About this task => An exact copy of all the entries below is what this task needs.

Records to process =>
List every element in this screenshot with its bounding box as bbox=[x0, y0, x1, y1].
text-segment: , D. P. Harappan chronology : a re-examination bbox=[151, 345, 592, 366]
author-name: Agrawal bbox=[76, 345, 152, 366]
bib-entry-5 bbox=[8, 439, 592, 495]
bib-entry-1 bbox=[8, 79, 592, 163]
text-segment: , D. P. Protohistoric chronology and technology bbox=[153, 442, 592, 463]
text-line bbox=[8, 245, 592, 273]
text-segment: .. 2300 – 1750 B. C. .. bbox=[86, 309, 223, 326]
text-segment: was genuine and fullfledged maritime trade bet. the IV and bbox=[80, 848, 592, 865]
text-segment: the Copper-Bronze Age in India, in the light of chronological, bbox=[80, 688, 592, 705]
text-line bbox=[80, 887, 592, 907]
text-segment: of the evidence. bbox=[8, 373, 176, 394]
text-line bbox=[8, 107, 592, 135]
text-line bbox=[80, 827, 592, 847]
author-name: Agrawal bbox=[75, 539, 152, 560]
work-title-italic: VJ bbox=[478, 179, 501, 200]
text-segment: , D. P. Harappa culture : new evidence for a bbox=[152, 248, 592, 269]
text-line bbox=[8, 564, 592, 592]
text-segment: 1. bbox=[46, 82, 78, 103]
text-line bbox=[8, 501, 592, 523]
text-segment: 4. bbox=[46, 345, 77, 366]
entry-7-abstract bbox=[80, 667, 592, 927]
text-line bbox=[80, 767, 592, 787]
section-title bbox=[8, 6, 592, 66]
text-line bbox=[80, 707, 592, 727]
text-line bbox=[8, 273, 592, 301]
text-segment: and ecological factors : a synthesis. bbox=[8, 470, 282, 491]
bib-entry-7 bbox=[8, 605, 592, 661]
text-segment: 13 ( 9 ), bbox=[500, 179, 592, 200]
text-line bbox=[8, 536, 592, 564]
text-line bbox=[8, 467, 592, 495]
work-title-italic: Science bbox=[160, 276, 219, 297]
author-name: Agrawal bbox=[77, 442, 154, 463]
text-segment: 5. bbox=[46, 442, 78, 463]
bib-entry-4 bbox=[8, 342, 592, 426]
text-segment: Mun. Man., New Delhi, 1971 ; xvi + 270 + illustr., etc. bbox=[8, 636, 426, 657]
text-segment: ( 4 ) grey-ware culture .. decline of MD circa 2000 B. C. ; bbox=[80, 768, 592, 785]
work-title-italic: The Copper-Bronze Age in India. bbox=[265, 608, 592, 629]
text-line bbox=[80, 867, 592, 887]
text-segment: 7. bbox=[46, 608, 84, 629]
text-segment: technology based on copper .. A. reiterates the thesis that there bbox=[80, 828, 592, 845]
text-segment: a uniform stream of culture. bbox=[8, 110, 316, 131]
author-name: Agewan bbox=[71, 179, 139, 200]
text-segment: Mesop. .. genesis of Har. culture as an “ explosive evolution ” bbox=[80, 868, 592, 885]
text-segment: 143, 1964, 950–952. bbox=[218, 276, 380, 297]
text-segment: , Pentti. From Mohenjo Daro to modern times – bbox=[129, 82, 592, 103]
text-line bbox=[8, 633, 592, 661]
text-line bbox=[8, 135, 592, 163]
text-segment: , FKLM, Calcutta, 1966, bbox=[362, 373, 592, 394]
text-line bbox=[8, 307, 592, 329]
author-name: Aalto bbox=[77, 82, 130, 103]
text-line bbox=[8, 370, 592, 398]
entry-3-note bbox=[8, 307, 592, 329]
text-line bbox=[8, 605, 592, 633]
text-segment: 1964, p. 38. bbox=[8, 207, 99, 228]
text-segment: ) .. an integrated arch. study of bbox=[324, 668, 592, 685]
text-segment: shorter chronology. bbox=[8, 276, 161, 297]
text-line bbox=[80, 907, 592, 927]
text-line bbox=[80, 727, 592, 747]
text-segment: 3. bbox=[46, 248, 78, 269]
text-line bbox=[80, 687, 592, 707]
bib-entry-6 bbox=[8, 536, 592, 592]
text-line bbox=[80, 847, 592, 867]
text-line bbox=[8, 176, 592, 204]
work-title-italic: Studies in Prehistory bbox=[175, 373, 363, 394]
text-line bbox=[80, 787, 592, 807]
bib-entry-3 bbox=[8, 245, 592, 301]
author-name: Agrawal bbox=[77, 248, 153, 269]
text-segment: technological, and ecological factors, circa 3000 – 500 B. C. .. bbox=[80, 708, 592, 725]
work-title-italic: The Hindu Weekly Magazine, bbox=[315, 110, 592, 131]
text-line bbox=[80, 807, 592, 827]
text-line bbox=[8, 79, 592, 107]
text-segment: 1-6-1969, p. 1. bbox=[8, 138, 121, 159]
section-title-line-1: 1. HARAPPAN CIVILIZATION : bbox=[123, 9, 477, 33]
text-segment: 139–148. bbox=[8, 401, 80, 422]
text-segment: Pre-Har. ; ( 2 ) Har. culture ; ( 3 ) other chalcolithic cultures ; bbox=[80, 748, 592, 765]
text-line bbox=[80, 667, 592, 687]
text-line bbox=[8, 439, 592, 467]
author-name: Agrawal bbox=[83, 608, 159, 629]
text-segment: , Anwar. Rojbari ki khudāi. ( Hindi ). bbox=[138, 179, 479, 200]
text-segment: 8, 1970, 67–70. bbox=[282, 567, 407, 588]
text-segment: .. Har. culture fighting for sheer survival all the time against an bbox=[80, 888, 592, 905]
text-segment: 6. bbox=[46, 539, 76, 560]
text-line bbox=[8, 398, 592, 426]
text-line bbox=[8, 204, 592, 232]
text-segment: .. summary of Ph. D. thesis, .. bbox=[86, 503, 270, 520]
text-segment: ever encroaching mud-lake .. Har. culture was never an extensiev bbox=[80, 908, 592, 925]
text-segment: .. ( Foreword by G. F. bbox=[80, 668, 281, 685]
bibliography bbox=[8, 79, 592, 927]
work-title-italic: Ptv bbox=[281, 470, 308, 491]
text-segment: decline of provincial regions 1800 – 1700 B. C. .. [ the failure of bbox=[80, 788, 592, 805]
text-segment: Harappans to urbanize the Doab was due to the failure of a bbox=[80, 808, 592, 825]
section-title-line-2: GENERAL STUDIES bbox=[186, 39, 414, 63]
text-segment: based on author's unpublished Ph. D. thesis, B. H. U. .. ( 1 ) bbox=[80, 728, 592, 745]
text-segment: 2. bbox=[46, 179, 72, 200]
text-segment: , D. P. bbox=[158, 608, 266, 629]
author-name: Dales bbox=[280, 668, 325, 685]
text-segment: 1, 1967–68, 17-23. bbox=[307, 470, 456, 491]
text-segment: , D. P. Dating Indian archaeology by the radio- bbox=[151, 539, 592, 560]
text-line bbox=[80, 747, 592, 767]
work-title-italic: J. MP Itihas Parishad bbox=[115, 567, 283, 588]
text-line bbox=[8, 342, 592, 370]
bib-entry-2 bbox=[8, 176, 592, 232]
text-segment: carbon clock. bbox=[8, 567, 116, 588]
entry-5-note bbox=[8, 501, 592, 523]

Written solution =>
List every element in this screenshot with its bounding box as bbox=[x0, y0, x1, y1].
text-segment: , D. P. Harappan chronology : a re-examination bbox=[151, 345, 592, 366]
author-name: Agrawal bbox=[76, 345, 152, 366]
bib-entry-5 bbox=[8, 439, 592, 495]
bib-entry-1 bbox=[8, 79, 592, 163]
text-segment: , D. P. Protohistoric chronology and technology bbox=[153, 442, 592, 463]
text-line bbox=[8, 245, 592, 273]
text-segment: .. 2300 – 1750 B. C. .. bbox=[86, 309, 223, 326]
text-segment: was genuine and fullfledged maritime trade bet. the IV and bbox=[80, 848, 592, 865]
text-segment: the Copper-Bronze Age in India, in the light of chronological, bbox=[80, 688, 592, 705]
text-line bbox=[80, 887, 592, 907]
text-segment: of the evidence. bbox=[8, 373, 176, 394]
text-line bbox=[8, 107, 592, 135]
text-line bbox=[80, 827, 592, 847]
author-name: Agrawal bbox=[75, 539, 152, 560]
work-title-italic: VJ bbox=[478, 179, 501, 200]
text-segment: , D. P. Harappa culture : new evidence for a bbox=[152, 248, 592, 269]
text-line bbox=[8, 564, 592, 592]
text-segment: 1. bbox=[46, 82, 78, 103]
text-line bbox=[8, 501, 592, 523]
text-segment: 4. bbox=[46, 345, 77, 366]
entry-7-abstract bbox=[80, 667, 592, 927]
text-line bbox=[80, 767, 592, 787]
section-title bbox=[8, 6, 592, 66]
text-line bbox=[80, 707, 592, 727]
text-line bbox=[8, 273, 592, 301]
text-segment: and ecological factors : a synthesis. bbox=[8, 470, 282, 491]
bib-entry-7 bbox=[8, 605, 592, 661]
text-segment: 13 ( 9 ), bbox=[500, 179, 592, 200]
text-line bbox=[8, 536, 592, 564]
text-line bbox=[8, 467, 592, 495]
work-title-italic: Science bbox=[160, 276, 219, 297]
author-name: Agrawal bbox=[77, 442, 154, 463]
text-segment: 5. bbox=[46, 442, 78, 463]
bib-entry-4 bbox=[8, 342, 592, 426]
text-segment: Mun. Man., New Delhi, 1971 ; xvi + 270 + illustr., etc. bbox=[8, 636, 426, 657]
text-segment: ( 4 ) grey-ware culture .. decline of MD circa 2000 B. C. ; bbox=[80, 768, 592, 785]
work-title-italic: The Copper-Bronze Age in India. bbox=[265, 608, 592, 629]
text-line bbox=[80, 867, 592, 887]
text-segment: 7. bbox=[46, 608, 84, 629]
text-segment: technology based on copper .. A. reiterates the thesis that there bbox=[80, 828, 592, 845]
text-segment: a uniform stream of culture. bbox=[8, 110, 316, 131]
author-name: Agewan bbox=[71, 179, 139, 200]
text-segment: Mesop. .. genesis of Har. culture as an “ explosive evolution ” bbox=[80, 868, 592, 885]
text-segment: 143, 1964, 950–952. bbox=[218, 276, 380, 297]
text-segment: , Pentti. From Mohenjo Daro to modern times – bbox=[129, 82, 592, 103]
text-line bbox=[8, 633, 592, 661]
text-line bbox=[8, 135, 592, 163]
text-segment: , FKLM, Calcutta, 1966, bbox=[362, 373, 592, 394]
text-line bbox=[8, 307, 592, 329]
author-name: Aalto bbox=[77, 82, 130, 103]
text-line bbox=[8, 370, 592, 398]
entry-3-note bbox=[8, 307, 592, 329]
text-line bbox=[8, 605, 592, 633]
text-segment: 1964, p. 38. bbox=[8, 207, 99, 228]
text-segment: ) .. an integrated arch. study of bbox=[324, 668, 592, 685]
text-segment: shorter chronology. bbox=[8, 276, 161, 297]
text-line bbox=[80, 907, 592, 927]
text-line bbox=[80, 727, 592, 747]
text-segment: 3. bbox=[46, 248, 78, 269]
text-line bbox=[80, 687, 592, 707]
bib-entry-6 bbox=[8, 536, 592, 592]
text-line bbox=[80, 847, 592, 867]
text-line bbox=[8, 176, 592, 204]
work-title-italic: Studies in Prehistory bbox=[175, 373, 363, 394]
text-line bbox=[80, 787, 592, 807]
bib-entry-3 bbox=[8, 245, 592, 301]
author-name: Agrawal bbox=[77, 248, 153, 269]
text-segment: technological, and ecological factors, circa 3000 – 500 B. C. .. bbox=[80, 708, 592, 725]
work-title-italic: The Hindu Weekly Magazine, bbox=[315, 110, 592, 131]
text-line bbox=[80, 807, 592, 827]
text-line bbox=[8, 79, 592, 107]
text-segment: 1-6-1969, p. 1. bbox=[8, 138, 121, 159]
section-title-line-1: 1. HARAPPAN CIVILIZATION : bbox=[123, 9, 477, 33]
text-segment: 139–148. bbox=[8, 401, 80, 422]
text-segment: Pre-Har. ; ( 2 ) Har. culture ; ( 3 ) other chalcolithic cultures ; bbox=[80, 748, 592, 765]
text-line bbox=[80, 667, 592, 687]
text-line bbox=[8, 439, 592, 467]
author-name: Agrawal bbox=[83, 608, 159, 629]
text-segment: , Anwar. Rojbari ki khudāi. ( Hindi ). bbox=[138, 179, 479, 200]
text-segment: 8, 1970, 67–70. bbox=[282, 567, 407, 588]
text-segment: .. Har. culture fighting for sheer survival all the time against an bbox=[80, 888, 592, 905]
text-segment: 6. bbox=[46, 539, 76, 560]
text-line bbox=[8, 398, 592, 426]
text-line bbox=[8, 204, 592, 232]
text-segment: .. summary of Ph. D. thesis, .. bbox=[86, 503, 270, 520]
text-segment: ever encroaching mud-lake .. Har. culture was never an extensiev bbox=[80, 908, 592, 925]
text-segment: .. ( Foreword by G. F. bbox=[80, 668, 281, 685]
bibliography bbox=[8, 79, 592, 927]
work-title-italic: Ptv bbox=[281, 470, 308, 491]
text-segment: decline of provincial regions 1800 – 1700 B. C. .. [ the failure of bbox=[80, 788, 592, 805]
text-segment: Harappans to urbanize the Doab was due to the failure of a bbox=[80, 808, 592, 825]
section-title-line-2: GENERAL STUDIES bbox=[186, 39, 414, 63]
text-segment: based on author's unpublished Ph. D. thesis, B. H. U. .. ( 1 ) bbox=[80, 728, 592, 745]
text-segment: 2. bbox=[46, 179, 72, 200]
text-segment: , D. P. bbox=[158, 608, 266, 629]
author-name: Dales bbox=[280, 668, 325, 685]
text-segment: 1, 1967–68, 17-23. bbox=[307, 470, 456, 491]
text-segment: , D. P. Dating Indian archaeology by the radio- bbox=[151, 539, 592, 560]
text-line bbox=[80, 747, 592, 767]
work-title-italic: J. MP Itihas Parishad bbox=[115, 567, 283, 588]
text-line bbox=[8, 342, 592, 370]
bib-entry-2 bbox=[8, 176, 592, 232]
text-segment: carbon clock. bbox=[8, 567, 116, 588]
entry-5-note bbox=[8, 501, 592, 523]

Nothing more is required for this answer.